(Dataset items)
************

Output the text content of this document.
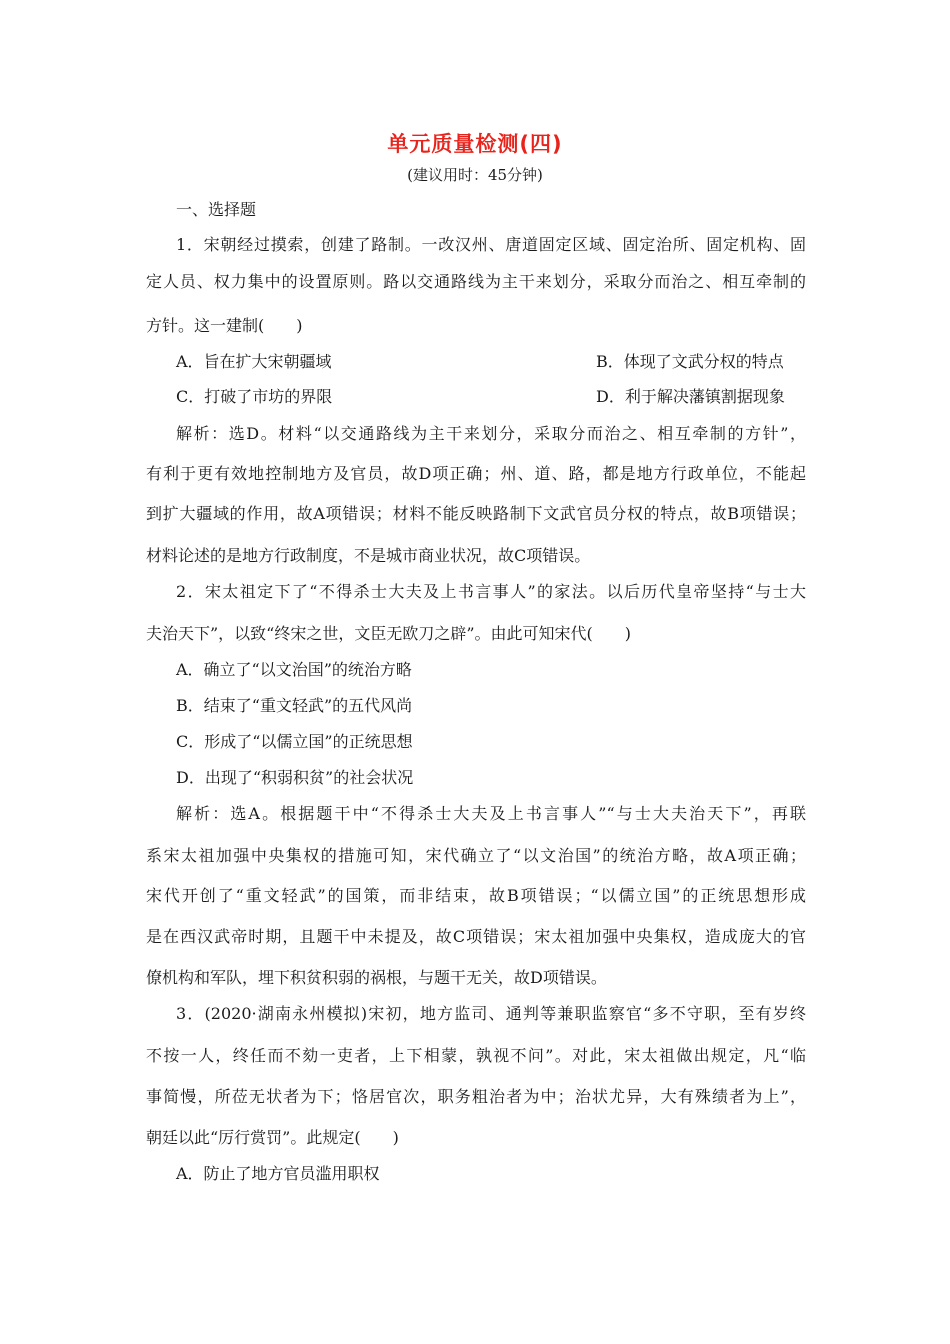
单元质量检测(四)
(建议用时：45分钟)
一、选择题
1．宋朝经过摸索，创建了路制。一改汉州、唐道固定区域、固定治所、固定机构、固
定人员、权力集中的设置原则。路以交通路线为主干来划分，采取分而治之、相互牵制的
方针。这一建制(　　)
A．旨在扩大宋朝疆域	B．体现了文武分权的特点
C．打破了市坊的界限	D．利于解决藩镇割据现象
解析：选D。材料“以交通路线为主干来划分，采取分而治之、相互牵制的方针”，
有利于更有效地控制地方及官员，故D项正确；州、道、路，都是地方行政单位，不能起
到扩大疆域的作用，故A项错误；材料不能反映路制下文武官员分权的特点，故B项错误；
材料论述的是地方行政制度，不是城市商业状况，故C项错误。
2．宋太祖定下了“不得杀士大夫及上书言事人”的家法。以后历代皇帝坚持“与士大
夫治天下”，以致“终宋之世，文臣无欧刀之辟”。由此可知宋代(　　)
A．确立了“以文治国”的统治方略
B．结束了“重文轻武”的五代风尚
C．形成了“以儒立国”的正统思想
D．出现了“积弱积贫”的社会状况
解析：选A。根据题干中“不得杀士大夫及上书言事人”“与士大夫治天下”，再联
系宋太祖加强中央集权的措施可知，宋代确立了“以文治国”的统治方略，故A项正确；
宋代开创了“重文轻武”的国策，而非结束，故B项错误；“以儒立国”的正统思想形成
是在西汉武帝时期，且题干中未提及，故C项错误；宋太祖加强中央集权，造成庞大的官
僚机构和军队，埋下积贫积弱的祸根，与题干无关，故D项错误。
3．(2020·湖南永州模拟)宋初，地方监司、通判等兼职监察官“多不守职，至有岁终
不按一人，终任而不劾一吏者，上下相蒙，孰视不问”。对此，宋太祖做出规定，凡“临
事简慢，所莅无状者为下；恪居官次，职务粗治者为中；治状尤异，大有殊绩者为上”，
朝廷以此“厉行赏罚”。此规定(　　)
A．防止了地方官员滥用职权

************

*Aim*:
Look through the data above. Copy every line with the string "故B项错误" in it.

*Reply to the task*:
到扩大疆域的作用，故A项错误；材料不能反映路制下文武官员分权的特点，故B项错误；
宋代开创了“重文轻武”的国策，而非结束，故B项错误；“以儒立国”的正统思想形成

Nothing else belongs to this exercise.